The problem
Find all the lines with "JSON" and gather them.

Items from a figure collection

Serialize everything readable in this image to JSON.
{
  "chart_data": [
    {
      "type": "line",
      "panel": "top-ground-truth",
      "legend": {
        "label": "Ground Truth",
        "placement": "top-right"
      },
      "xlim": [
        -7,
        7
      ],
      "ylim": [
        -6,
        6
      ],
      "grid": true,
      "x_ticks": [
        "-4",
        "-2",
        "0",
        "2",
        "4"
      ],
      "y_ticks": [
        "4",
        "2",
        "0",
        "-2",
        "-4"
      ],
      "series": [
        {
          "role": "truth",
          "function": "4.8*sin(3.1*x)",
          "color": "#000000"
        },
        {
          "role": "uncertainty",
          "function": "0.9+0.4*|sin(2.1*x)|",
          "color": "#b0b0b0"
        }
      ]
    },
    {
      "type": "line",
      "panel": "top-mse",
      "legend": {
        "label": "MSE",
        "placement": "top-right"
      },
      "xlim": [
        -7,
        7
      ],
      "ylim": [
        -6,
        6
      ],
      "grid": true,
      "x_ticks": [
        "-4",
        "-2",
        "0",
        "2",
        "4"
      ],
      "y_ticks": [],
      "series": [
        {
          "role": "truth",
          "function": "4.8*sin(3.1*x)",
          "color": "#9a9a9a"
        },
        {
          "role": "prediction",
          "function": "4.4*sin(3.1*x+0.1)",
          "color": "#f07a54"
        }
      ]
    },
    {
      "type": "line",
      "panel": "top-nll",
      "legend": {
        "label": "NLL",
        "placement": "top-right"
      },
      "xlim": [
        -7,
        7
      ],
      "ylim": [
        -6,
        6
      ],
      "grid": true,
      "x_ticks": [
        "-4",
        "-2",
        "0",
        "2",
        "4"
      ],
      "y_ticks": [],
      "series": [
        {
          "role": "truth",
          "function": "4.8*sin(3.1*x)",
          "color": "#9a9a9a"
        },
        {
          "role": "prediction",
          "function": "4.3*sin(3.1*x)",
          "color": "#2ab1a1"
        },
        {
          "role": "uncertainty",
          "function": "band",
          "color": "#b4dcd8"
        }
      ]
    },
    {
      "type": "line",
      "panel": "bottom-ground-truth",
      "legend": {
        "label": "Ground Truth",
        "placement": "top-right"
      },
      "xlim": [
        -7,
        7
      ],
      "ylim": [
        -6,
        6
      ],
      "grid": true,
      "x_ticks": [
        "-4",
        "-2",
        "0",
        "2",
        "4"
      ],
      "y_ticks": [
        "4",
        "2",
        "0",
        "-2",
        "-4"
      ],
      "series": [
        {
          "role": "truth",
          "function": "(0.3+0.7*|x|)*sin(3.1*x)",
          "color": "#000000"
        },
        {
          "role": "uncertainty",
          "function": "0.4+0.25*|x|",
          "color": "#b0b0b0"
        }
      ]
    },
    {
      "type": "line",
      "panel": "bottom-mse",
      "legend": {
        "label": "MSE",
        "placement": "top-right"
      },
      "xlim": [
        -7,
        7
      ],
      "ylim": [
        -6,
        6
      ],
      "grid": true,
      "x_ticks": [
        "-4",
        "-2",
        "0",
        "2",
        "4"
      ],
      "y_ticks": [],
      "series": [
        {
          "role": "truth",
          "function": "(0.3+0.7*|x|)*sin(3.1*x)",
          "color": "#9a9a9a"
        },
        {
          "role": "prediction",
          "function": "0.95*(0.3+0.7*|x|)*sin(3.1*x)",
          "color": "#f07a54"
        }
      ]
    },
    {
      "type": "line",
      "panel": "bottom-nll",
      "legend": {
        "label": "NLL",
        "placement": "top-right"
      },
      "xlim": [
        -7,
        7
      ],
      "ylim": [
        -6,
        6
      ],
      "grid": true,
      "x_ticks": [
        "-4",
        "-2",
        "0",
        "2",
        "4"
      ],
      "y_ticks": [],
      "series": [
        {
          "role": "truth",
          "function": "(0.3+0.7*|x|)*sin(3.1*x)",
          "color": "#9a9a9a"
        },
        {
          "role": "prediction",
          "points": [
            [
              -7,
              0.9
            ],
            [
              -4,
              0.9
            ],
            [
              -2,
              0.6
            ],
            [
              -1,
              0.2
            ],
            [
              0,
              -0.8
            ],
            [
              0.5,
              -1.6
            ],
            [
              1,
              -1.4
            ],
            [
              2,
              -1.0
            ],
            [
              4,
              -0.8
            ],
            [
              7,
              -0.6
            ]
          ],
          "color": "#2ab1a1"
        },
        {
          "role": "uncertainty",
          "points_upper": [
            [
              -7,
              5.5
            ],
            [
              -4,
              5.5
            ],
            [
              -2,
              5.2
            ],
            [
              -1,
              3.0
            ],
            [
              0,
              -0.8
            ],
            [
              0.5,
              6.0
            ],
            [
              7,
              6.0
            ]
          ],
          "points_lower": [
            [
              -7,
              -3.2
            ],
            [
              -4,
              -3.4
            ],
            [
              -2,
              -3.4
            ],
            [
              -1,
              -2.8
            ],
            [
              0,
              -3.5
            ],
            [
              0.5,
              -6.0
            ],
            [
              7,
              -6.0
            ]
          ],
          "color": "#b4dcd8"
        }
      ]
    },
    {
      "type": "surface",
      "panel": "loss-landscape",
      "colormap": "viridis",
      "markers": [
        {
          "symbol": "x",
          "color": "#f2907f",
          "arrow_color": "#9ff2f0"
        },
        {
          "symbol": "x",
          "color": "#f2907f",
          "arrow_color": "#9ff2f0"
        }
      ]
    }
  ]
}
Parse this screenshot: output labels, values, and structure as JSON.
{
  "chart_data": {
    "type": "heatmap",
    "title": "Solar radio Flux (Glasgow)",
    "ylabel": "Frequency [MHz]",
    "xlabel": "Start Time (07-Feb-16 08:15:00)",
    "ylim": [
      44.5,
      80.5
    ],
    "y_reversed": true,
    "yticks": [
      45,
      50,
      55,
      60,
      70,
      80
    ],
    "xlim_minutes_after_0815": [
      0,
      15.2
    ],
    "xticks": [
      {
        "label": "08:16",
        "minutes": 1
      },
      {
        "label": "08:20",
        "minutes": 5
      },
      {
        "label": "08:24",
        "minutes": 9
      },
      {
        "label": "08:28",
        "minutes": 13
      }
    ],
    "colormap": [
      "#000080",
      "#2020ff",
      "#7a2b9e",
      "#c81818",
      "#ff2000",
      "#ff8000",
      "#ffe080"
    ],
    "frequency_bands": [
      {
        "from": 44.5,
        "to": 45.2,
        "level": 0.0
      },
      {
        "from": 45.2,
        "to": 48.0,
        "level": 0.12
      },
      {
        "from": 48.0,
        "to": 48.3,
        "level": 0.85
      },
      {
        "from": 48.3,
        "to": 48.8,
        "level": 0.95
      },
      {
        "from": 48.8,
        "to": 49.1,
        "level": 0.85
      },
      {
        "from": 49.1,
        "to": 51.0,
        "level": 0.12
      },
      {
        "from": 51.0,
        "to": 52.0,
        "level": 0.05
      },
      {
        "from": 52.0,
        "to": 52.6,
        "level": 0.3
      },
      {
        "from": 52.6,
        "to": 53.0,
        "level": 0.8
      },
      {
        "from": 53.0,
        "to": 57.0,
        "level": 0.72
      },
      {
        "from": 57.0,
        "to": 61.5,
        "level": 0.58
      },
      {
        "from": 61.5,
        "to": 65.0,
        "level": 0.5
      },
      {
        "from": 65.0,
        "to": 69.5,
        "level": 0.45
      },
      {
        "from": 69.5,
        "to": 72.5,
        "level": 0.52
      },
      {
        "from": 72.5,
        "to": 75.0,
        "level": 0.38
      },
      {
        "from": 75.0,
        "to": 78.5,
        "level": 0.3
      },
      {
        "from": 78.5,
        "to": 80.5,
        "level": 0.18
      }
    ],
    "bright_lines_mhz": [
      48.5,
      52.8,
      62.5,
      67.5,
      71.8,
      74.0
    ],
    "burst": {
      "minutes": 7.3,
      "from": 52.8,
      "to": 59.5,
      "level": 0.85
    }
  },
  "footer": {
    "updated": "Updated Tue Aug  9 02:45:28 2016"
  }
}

Solution to this exercise
Serialize everything readable in this image to JSON.
Parse this screenshot: output labels, values, and structure as JSON.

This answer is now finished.